(Layout region rows)
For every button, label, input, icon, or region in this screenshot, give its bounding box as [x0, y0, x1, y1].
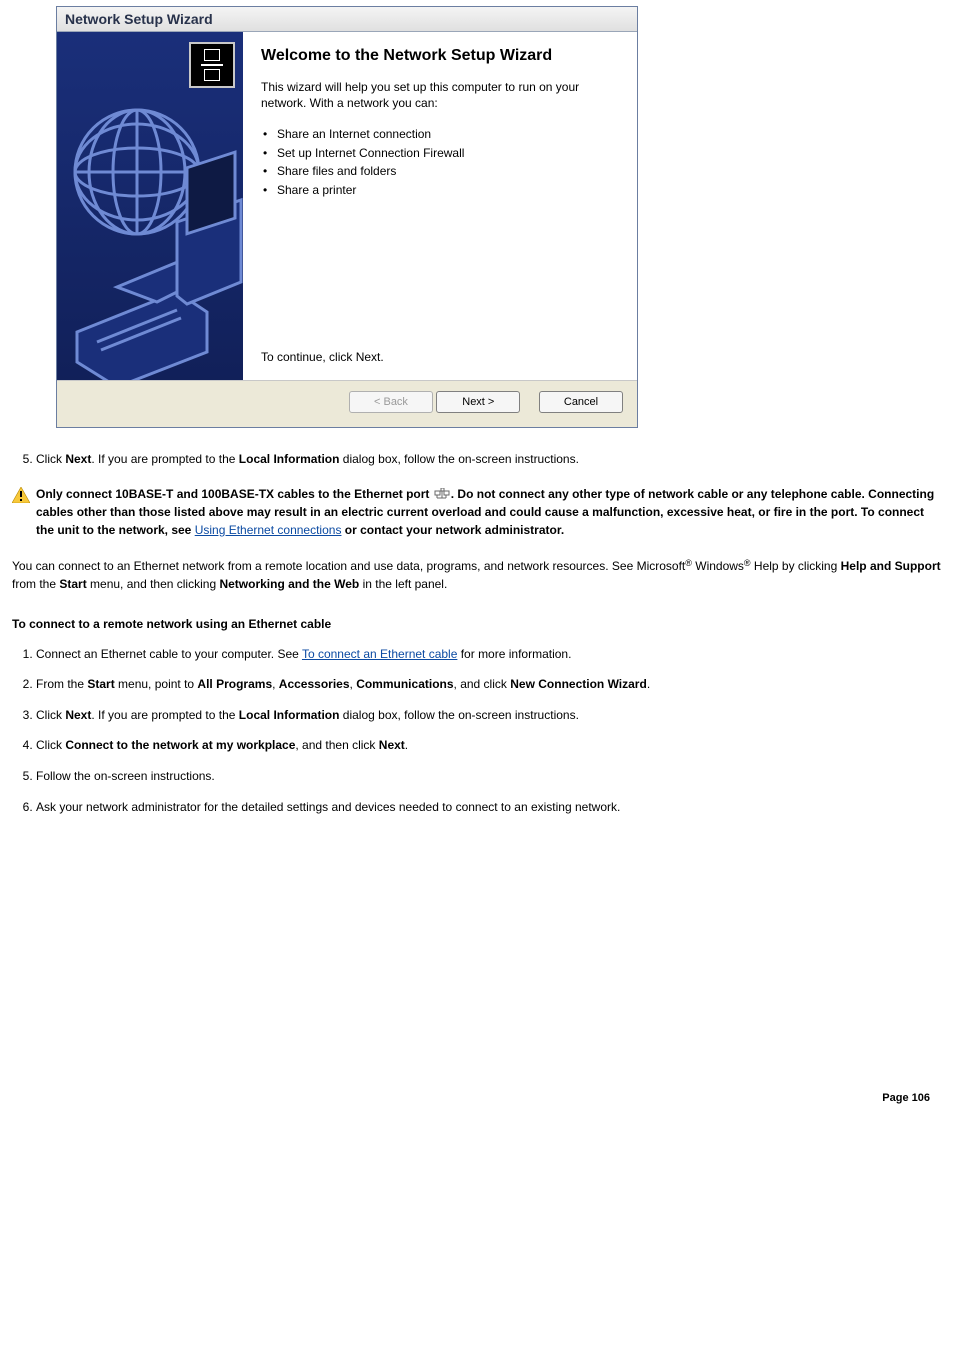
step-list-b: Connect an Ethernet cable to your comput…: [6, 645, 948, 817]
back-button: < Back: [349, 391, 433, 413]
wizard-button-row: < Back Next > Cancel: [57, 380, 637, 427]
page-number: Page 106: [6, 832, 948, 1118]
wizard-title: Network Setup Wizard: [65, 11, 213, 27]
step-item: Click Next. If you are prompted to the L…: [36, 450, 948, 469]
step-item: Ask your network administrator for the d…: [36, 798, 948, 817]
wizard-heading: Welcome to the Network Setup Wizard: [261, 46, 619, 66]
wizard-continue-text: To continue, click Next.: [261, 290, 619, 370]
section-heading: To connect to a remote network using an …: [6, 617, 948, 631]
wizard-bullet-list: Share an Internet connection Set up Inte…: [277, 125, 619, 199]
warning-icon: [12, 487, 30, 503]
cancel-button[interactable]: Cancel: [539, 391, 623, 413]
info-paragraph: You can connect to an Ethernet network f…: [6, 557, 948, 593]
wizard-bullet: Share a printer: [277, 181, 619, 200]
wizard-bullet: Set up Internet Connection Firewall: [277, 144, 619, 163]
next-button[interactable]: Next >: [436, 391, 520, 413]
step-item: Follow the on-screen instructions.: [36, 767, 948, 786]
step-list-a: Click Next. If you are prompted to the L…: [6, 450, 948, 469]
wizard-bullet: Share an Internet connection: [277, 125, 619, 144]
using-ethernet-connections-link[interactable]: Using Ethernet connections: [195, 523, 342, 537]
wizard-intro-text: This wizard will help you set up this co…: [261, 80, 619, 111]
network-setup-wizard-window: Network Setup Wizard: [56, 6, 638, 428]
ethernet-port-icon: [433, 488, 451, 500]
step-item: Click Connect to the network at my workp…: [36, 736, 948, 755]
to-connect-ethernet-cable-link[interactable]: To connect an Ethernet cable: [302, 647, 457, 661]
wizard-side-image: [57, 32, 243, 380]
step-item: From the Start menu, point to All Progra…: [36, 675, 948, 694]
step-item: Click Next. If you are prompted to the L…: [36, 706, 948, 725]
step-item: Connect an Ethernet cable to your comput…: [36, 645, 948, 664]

## STATED PROBLEM
Copy out the rows word for word, beginning with the row that contains "step-list-b: Connect an" and ending with the row that contains "wizard-bullet: Share a printer: [277, 181, 619, 200]", including both.

## RESULT OF THIS TASK
step-list-b: Connect an Ethernet cable to your comput…: [6, 645, 948, 817]
back-button: < Back: [349, 391, 433, 413]
wizard-button-row: < Back Next > Cancel: [57, 380, 637, 427]
page-number: Page 106: [6, 832, 948, 1118]
wizard-title: Network Setup Wizard: [65, 11, 213, 27]
step-item: Click Next. If you are prompted to the L…: [36, 450, 948, 469]
step-item: Ask your network administrator for the d…: [36, 798, 948, 817]
wizard-heading: Welcome to the Network Setup Wizard: [261, 46, 619, 66]
wizard-continue-text: To continue, click Next.: [261, 290, 619, 370]
section-heading: To connect to a remote network using an …: [6, 617, 948, 631]
wizard-bullet-list: Share an Internet connection Set up Inte…: [277, 125, 619, 199]
warning-icon: [12, 487, 30, 503]
cancel-button[interactable]: Cancel: [539, 391, 623, 413]
info-paragraph: You can connect to an Ethernet network f…: [6, 557, 948, 593]
wizard-bullet: Share a printer: [277, 181, 619, 200]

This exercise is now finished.